(Records of where elements appear)
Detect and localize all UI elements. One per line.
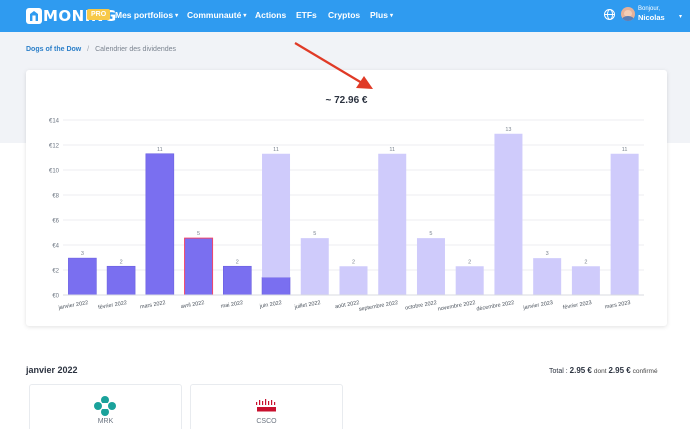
y-tick-label: €12 xyxy=(49,144,60,150)
globe-icon[interactable] xyxy=(604,9,615,20)
summary-dont: dont xyxy=(593,368,607,375)
bar-data-label: 13 xyxy=(505,127,511,133)
user-name[interactable]: Nicolas xyxy=(638,13,665,22)
summary-confirmed-label: confirmé xyxy=(632,368,658,375)
avatar[interactable] xyxy=(621,7,635,21)
nav-communaute[interactable]: Communauté ▾ xyxy=(187,10,246,20)
bar-data-label: 11 xyxy=(157,147,163,153)
bar-data-label: 3 xyxy=(81,251,84,257)
bar-data-label: 3 xyxy=(546,251,549,257)
x-tick-label: juillet 2022 xyxy=(293,300,321,311)
x-tick-label: mars 2022 xyxy=(140,300,167,310)
y-tick-label: €14 xyxy=(49,119,60,125)
bar-segment xyxy=(300,238,329,295)
stock-ticker: CSCO xyxy=(256,418,277,425)
y-tick-label: €6 xyxy=(52,219,59,225)
bar-data-label: 5 xyxy=(429,231,432,237)
bar-data-label: 11 xyxy=(622,147,628,153)
bar-data-label: 11 xyxy=(389,147,395,153)
dividend-bar-chart: €0 €2 €4 €6 €8 €10 €12 €14 3 janvier 2022 2 février… xyxy=(49,119,644,313)
x-tick-label: octobre 2022 xyxy=(405,300,438,311)
x-tick-label: août 2022 xyxy=(335,300,360,310)
cisco-logo-icon xyxy=(256,399,276,412)
bar-segment xyxy=(68,257,97,296)
stock-ticker: MRK xyxy=(97,418,114,425)
y-tick-label: €2 xyxy=(52,269,59,275)
dividend-chart-card: ~ 72.96 € €0 €2 €4 €6 €8 €10 €12 €14 3 janvier 20… xyxy=(26,70,667,326)
breadcrumb-parent-link[interactable]: Dogs of the Dow xyxy=(26,46,81,53)
bar-segment xyxy=(455,266,484,295)
nav-plus[interactable]: Plus ▾ xyxy=(370,10,393,20)
nav-mes-portfolios[interactable]: Mes portfolios ▾ xyxy=(115,10,178,20)
x-tick-label: avril 2022 xyxy=(180,300,205,310)
bar-data-label: 2 xyxy=(468,259,471,265)
pro-badge: PRO xyxy=(87,9,111,20)
bar-data-label: 2 xyxy=(352,259,355,265)
y-tick-label: €4 xyxy=(52,244,59,250)
stock-card-csco[interactable]: CSCO xyxy=(190,384,343,429)
bar-segment xyxy=(416,238,445,295)
nav-actions[interactable]: Actions xyxy=(255,10,286,20)
chevron-down-icon: ▾ xyxy=(175,13,179,19)
bar-data-label: 11 xyxy=(273,147,279,153)
x-tick-label: novembre 2022 xyxy=(437,300,476,313)
x-tick-label: janvier 2023 xyxy=(522,300,554,311)
logo-icon xyxy=(26,8,42,24)
nav-cryptos[interactable]: Cryptos xyxy=(328,10,360,20)
summary-total: 2.95 € xyxy=(569,366,592,375)
x-tick-label: janvier 2022 xyxy=(57,300,89,311)
bar-segment xyxy=(533,258,562,295)
bar-data-label: 5 xyxy=(197,231,200,237)
bar-segment xyxy=(261,277,291,296)
bar-segment xyxy=(339,266,368,295)
bar-data-label: 2 xyxy=(120,259,123,265)
month-summary: Total : 2.95 € dont 2.95 € confirmé xyxy=(549,366,658,375)
y-tick-label: €8 xyxy=(52,194,59,200)
x-tick-label: mars 2023 xyxy=(604,300,631,310)
x-tick-label: février 2022 xyxy=(98,300,128,311)
x-tick-label: décembre 2022 xyxy=(476,300,515,313)
bar-segment xyxy=(184,237,214,296)
bar-segment xyxy=(106,265,136,296)
user-menu-chevron-icon[interactable]: ▾ xyxy=(679,13,682,20)
x-tick-label: mai 2022 xyxy=(220,300,243,310)
bar-segment xyxy=(571,266,600,295)
bar-data-label: 5 xyxy=(313,231,316,237)
bar-data-label: 2 xyxy=(236,259,239,265)
top-navbar: MONING PRO Mes portfolios ▾ Communauté ▾ A… xyxy=(0,0,690,32)
chevron-down-icon: ▾ xyxy=(389,13,393,19)
nav-etfs[interactable]: ETFs xyxy=(296,10,317,20)
bar-segment xyxy=(262,153,291,278)
user-greeting: Bonjour, xyxy=(638,6,661,12)
breadcrumb-separator: / xyxy=(87,46,90,53)
breadcrumb: Dogs of the Dow / Calendrier des dividen… xyxy=(26,46,176,53)
y-tick-label: €10 xyxy=(49,169,60,175)
breadcrumb-current: Calendrier des dividendes xyxy=(95,46,177,53)
bar-segment xyxy=(610,153,639,295)
bar-segment xyxy=(223,265,252,296)
bar-segment xyxy=(494,133,523,295)
stock-card-mrk[interactable]: MRK xyxy=(29,384,182,429)
bar-data-label: 2 xyxy=(584,259,587,265)
bar-segment xyxy=(378,153,407,295)
merck-logo-icon xyxy=(94,396,116,416)
chevron-down-icon: ▾ xyxy=(243,13,247,19)
y-tick-label: €0 xyxy=(52,294,59,300)
bar-segment xyxy=(145,153,175,296)
x-tick-label: septembre 2022 xyxy=(358,300,398,313)
month-title: janvier 2022 xyxy=(26,365,78,375)
x-tick-label: février 2023 xyxy=(563,300,593,311)
summary-prefix: Total : xyxy=(549,368,568,375)
x-tick-label: juin 2022 xyxy=(258,300,282,310)
summary-confirmed: 2.95 € xyxy=(608,366,631,375)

### Work to do
Please count the lines in the items that contain the string "summary", matching case exactly, and reply with only that number.

### Output for this task
6